● **DESCRIPTION OF THE TASK**:
Pick out the lines containing "Bakery".

[Collected data entries]
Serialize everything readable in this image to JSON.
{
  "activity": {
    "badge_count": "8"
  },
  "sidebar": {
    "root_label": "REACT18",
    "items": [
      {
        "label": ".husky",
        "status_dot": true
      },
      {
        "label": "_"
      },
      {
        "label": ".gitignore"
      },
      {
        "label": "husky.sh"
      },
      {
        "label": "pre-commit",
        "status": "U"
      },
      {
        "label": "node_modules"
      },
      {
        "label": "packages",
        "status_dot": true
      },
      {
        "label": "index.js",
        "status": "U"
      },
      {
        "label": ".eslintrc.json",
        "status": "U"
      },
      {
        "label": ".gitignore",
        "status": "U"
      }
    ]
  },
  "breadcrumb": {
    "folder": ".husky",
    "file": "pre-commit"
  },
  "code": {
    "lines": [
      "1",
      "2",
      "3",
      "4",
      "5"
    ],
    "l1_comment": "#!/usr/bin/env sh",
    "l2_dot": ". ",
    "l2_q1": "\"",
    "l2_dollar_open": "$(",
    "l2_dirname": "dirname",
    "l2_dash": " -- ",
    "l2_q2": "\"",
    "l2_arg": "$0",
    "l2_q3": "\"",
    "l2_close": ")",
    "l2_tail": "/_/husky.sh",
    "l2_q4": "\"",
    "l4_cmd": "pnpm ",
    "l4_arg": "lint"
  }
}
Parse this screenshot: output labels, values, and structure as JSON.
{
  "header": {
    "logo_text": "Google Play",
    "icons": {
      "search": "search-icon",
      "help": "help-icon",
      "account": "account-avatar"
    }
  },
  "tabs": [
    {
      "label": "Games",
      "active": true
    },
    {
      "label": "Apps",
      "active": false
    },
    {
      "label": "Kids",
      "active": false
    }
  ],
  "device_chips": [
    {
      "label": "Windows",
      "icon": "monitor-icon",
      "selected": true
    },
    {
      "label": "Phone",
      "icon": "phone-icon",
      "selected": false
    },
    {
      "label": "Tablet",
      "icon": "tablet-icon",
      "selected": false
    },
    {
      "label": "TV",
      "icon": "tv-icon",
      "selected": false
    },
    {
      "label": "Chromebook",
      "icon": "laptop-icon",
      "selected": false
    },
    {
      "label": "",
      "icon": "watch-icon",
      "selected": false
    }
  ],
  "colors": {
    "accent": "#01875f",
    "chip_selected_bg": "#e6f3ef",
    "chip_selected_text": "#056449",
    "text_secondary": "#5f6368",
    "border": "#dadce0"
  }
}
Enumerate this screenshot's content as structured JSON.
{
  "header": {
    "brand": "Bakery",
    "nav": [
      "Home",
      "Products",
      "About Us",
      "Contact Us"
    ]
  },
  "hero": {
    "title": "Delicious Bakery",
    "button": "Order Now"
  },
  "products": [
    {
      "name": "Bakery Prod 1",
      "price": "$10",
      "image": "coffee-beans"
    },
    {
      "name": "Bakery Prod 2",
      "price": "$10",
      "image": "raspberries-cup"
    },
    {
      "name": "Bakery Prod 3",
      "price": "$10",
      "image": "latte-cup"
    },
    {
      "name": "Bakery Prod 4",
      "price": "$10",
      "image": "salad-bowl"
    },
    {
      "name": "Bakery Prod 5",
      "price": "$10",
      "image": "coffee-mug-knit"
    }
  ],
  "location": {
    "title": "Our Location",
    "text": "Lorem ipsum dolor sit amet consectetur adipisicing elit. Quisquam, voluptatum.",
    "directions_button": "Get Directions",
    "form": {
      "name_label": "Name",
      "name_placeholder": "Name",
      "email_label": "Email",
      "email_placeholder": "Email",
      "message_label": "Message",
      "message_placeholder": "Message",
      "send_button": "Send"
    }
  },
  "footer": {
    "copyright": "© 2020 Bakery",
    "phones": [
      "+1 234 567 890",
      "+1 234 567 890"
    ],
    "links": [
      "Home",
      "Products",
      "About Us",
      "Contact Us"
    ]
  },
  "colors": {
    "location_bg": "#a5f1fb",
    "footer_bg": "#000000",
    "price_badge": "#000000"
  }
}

● **FULL RESPONSE**:
    "brand": "Bakery",
    "title": "Delicious Bakery",
      "name": "Bakery Prod 1",
      "name": "Bakery Prod 2",
      "name": "Bakery Prod 3",
      "name": "Bakery Prod 4",
      "name": "Bakery Prod 5",
    "copyright": "© 2020 Bakery",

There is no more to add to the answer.